* _Task input_
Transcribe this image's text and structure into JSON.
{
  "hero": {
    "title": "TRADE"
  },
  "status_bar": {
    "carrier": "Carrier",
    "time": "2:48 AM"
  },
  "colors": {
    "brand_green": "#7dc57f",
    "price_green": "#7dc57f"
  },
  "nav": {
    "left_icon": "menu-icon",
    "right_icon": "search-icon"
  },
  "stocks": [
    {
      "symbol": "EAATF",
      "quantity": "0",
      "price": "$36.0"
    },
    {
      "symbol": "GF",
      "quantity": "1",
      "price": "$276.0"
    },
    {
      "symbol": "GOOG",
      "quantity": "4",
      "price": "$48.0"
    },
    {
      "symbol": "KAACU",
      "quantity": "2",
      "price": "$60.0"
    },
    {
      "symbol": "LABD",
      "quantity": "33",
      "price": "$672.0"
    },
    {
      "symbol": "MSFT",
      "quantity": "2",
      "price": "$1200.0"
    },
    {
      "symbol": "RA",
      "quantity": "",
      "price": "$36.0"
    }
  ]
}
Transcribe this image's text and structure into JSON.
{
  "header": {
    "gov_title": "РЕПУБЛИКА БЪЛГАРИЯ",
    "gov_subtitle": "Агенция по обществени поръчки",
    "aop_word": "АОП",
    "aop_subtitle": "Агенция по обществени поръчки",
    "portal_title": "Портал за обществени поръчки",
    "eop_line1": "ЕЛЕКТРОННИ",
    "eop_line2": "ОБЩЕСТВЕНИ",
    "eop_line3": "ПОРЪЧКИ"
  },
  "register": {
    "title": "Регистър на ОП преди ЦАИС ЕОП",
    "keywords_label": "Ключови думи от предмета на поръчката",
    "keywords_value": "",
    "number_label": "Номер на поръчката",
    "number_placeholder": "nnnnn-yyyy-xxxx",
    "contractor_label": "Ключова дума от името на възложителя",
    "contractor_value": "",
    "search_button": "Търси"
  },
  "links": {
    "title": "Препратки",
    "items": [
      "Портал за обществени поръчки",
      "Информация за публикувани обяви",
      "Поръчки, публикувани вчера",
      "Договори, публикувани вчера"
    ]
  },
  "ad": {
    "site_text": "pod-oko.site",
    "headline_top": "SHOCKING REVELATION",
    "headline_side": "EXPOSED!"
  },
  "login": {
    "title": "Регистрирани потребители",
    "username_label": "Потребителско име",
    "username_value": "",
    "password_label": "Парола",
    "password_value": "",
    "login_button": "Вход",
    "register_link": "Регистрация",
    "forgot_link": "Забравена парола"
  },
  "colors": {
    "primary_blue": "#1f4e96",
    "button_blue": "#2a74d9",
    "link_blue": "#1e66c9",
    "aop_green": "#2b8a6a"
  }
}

* _Do this_
Provide only the count of lines in the data above that include the string "quantity".

* _Final result_
7